◆ WHAT YOU HAVE TO DO ◆
Write out each record below exactly as it appears, with no pictures.

◆ DATA SUPPLIED ◆
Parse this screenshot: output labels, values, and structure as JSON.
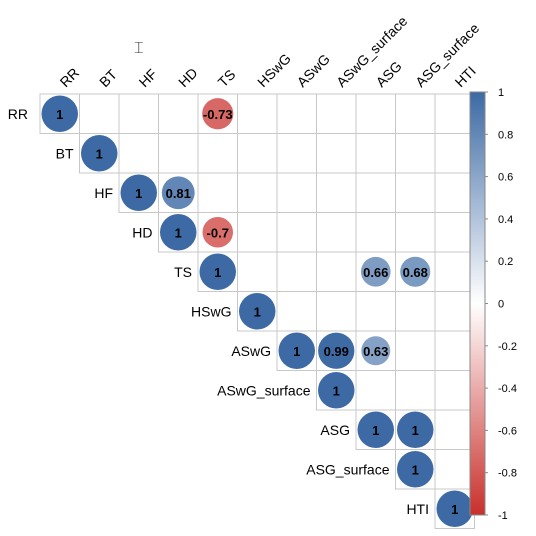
{
  "chart_data": {
    "type": "heatmap",
    "subtype": "upper-triangular correlation matrix (circles)",
    "variables": [
      "RR",
      "BT",
      "HF",
      "HD",
      "TS",
      "HSwG",
      "ASwG",
      "ASwG_surface",
      "ASG",
      "ASG_surface",
      "HTI"
    ],
    "cells": [
      {
        "row": "RR",
        "col": "RR",
        "value": 1
      },
      {
        "row": "RR",
        "col": "TS",
        "value": -0.73
      },
      {
        "row": "BT",
        "col": "BT",
        "value": 1
      },
      {
        "row": "HF",
        "col": "HF",
        "value": 1
      },
      {
        "row": "HF",
        "col": "HD",
        "value": 0.81
      },
      {
        "row": "HD",
        "col": "HD",
        "value": 1
      },
      {
        "row": "HD",
        "col": "TS",
        "value": -0.7
      },
      {
        "row": "TS",
        "col": "TS",
        "value": 1
      },
      {
        "row": "TS",
        "col": "ASG",
        "value": 0.66
      },
      {
        "row": "TS",
        "col": "ASG_surface",
        "value": 0.68
      },
      {
        "row": "HSwG",
        "col": "HSwG",
        "value": 1
      },
      {
        "row": "ASwG",
        "col": "ASwG",
        "value": 1
      },
      {
        "row": "ASwG",
        "col": "ASwG_surface",
        "value": 0.99
      },
      {
        "row": "ASwG",
        "col": "ASG",
        "value": 0.63
      },
      {
        "row": "ASwG_surface",
        "col": "ASwG_surface",
        "value": 1
      },
      {
        "row": "ASG",
        "col": "ASG",
        "value": 1
      },
      {
        "row": "ASG",
        "col": "ASG_surface",
        "value": 1
      },
      {
        "row": "ASG_surface",
        "col": "ASG_surface",
        "value": 1
      },
      {
        "row": "HTI",
        "col": "HTI",
        "value": 1
      }
    ],
    "colorbar": {
      "ticks": [
        "1",
        "0.8",
        "0.6",
        "0.4",
        "0.2",
        "0",
        "-0.2",
        "-0.4",
        "-0.6",
        "-0.8",
        "-1"
      ],
      "range": [
        -1,
        1
      ]
    },
    "colors": {
      "positive": "#3d6aa4",
      "neutral": "#ffffff",
      "negative": "#c9302c",
      "grid": "#c8c8c8"
    },
    "title": "",
    "xlabel": "",
    "ylabel": ""
  }
}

◆ RESULT BELOW ◆
Parse this screenshot: output labels, values, and structure as JSON.
{
  "chart_data": {
    "type": "heatmap",
    "subtype": "upper-triangular correlation matrix (circles)",
    "variables": [
      "RR",
      "BT",
      "HF",
      "HD",
      "TS",
      "HSwG",
      "ASwG",
      "ASwG_surface",
      "ASG",
      "ASG_surface",
      "HTI"
    ],
    "cells": [
      {
        "row": "RR",
        "col": "RR",
        "value": 1
      },
      {
        "row": "RR",
        "col": "TS",
        "value": -0.73
      },
      {
        "row": "BT",
        "col": "BT",
        "value": 1
      },
      {
        "row": "HF",
        "col": "HF",
        "value": 1
      },
      {
        "row": "HF",
        "col": "HD",
        "value": 0.81
      },
      {
        "row": "HD",
        "col": "HD",
        "value": 1
      },
      {
        "row": "HD",
        "col": "TS",
        "value": -0.7
      },
      {
        "row": "TS",
        "col": "TS",
        "value": 1
      },
      {
        "row": "TS",
        "col": "ASG",
        "value": 0.66
      },
      {
        "row": "TS",
        "col": "ASG_surface",
        "value": 0.68
      },
      {
        "row": "HSwG",
        "col": "HSwG",
        "value": 1
      },
      {
        "row": "ASwG",
        "col": "ASwG",
        "value": 1
      },
      {
        "row": "ASwG",
        "col": "ASwG_surface",
        "value": 0.99
      },
      {
        "row": "ASwG",
        "col": "ASG",
        "value": 0.63
      },
      {
        "row": "ASwG_surface",
        "col": "ASwG_surface",
        "value": 1
      },
      {
        "row": "ASG",
        "col": "ASG",
        "value": 1
      },
      {
        "row": "ASG",
        "col": "ASG_surface",
        "value": 1
      },
      {
        "row": "ASG_surface",
        "col": "ASG_surface",
        "value": 1
      },
      {
        "row": "HTI",
        "col": "HTI",
        "value": 1
      }
    ],
    "colorbar": {
      "ticks": [
        "1",
        "0.8",
        "0.6",
        "0.4",
        "0.2",
        "0",
        "-0.2",
        "-0.4",
        "-0.6",
        "-0.8",
        "-1"
      ],
      "range": [
        -1,
        1
      ]
    },
    "colors": {
      "positive": "#3d6aa4",
      "neutral": "#ffffff",
      "negative": "#c9302c",
      "grid": "#c8c8c8"
    },
    "title": "",
    "xlabel": "",
    "ylabel": ""
  }
}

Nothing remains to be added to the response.